• REQUIREMENT: Find each line with the string "fastened" and report it.

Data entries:

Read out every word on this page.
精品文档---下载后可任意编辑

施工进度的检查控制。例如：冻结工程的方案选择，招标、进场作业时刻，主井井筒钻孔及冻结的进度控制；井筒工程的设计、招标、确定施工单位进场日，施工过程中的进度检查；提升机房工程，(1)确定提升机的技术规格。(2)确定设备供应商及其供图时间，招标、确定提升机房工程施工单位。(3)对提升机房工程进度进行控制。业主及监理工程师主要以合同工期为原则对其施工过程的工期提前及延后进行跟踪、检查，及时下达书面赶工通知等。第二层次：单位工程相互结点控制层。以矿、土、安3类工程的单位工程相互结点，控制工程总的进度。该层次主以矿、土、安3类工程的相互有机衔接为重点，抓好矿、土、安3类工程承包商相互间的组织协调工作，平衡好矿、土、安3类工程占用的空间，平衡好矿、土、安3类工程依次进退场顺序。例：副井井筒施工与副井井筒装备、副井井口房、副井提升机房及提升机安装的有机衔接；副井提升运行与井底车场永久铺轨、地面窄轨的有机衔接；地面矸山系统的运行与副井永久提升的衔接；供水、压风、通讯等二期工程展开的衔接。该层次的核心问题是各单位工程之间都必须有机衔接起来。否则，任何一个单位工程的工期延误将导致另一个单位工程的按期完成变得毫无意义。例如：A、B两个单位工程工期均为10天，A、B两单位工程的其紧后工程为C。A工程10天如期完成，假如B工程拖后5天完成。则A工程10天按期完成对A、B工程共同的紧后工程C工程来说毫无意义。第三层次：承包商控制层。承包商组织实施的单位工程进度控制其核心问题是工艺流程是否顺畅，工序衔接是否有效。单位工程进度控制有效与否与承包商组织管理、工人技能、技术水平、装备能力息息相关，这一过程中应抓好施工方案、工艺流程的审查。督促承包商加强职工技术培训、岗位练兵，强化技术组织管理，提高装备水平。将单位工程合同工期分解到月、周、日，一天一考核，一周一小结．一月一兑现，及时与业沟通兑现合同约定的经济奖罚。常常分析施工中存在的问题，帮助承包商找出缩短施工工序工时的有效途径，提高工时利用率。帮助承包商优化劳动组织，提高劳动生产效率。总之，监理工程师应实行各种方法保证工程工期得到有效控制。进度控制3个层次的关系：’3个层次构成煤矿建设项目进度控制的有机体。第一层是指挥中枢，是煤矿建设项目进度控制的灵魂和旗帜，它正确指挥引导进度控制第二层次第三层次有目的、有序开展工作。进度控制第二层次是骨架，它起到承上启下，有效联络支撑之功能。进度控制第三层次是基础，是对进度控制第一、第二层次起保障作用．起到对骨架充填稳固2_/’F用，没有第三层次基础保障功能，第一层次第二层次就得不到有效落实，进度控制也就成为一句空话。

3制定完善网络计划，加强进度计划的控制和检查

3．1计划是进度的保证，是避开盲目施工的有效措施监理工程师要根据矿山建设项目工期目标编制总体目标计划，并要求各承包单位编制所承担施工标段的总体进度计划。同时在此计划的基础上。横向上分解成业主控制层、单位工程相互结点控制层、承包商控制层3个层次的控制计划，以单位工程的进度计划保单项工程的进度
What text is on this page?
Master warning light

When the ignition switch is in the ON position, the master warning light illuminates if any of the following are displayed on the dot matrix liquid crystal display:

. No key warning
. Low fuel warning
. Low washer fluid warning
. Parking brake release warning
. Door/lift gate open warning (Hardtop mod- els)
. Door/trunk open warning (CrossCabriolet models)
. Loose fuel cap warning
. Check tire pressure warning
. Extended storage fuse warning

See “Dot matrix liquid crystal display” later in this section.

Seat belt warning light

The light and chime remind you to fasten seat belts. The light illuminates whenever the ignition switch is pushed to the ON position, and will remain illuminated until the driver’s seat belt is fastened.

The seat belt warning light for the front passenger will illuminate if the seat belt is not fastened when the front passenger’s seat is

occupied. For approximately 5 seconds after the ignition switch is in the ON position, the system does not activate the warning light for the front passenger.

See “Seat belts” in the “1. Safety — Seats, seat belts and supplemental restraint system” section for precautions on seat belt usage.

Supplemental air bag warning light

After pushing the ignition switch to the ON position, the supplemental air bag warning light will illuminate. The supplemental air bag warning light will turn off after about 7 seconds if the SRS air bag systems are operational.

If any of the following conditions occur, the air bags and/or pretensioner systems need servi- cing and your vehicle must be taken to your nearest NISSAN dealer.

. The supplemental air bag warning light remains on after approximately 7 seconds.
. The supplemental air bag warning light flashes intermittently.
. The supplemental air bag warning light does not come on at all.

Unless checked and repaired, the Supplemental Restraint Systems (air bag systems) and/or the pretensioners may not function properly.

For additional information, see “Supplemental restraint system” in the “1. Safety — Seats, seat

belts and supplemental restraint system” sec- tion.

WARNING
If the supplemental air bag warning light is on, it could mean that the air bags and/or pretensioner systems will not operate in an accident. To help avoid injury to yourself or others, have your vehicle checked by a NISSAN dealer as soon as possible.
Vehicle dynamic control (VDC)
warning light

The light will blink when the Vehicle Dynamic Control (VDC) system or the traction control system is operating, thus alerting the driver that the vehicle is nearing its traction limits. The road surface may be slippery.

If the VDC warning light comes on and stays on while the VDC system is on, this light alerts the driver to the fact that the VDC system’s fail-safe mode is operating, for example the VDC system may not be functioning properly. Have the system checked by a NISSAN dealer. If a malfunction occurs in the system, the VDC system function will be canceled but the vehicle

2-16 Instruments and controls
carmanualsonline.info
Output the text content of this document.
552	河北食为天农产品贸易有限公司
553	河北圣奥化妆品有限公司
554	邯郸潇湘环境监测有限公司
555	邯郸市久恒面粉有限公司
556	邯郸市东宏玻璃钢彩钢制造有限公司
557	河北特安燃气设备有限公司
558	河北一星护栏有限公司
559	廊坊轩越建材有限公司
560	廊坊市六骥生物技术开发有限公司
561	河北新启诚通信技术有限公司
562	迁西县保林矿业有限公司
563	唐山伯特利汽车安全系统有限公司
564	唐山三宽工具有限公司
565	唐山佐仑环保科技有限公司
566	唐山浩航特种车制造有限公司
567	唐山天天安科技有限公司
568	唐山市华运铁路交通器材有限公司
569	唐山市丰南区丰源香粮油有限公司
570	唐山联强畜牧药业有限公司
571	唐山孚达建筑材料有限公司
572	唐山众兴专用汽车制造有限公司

• RESPONSE FOR THIS EXERCISE:
The light and chime remind you to fasten seat belts. The light illuminates whenever the ignition switch is pushed to the ON position, and will remain illuminated until the driver’s seat belt is fastened.
The seat belt warning light for the front passenger will illuminate if the seat belt is not fastened when the front passenger’s seat is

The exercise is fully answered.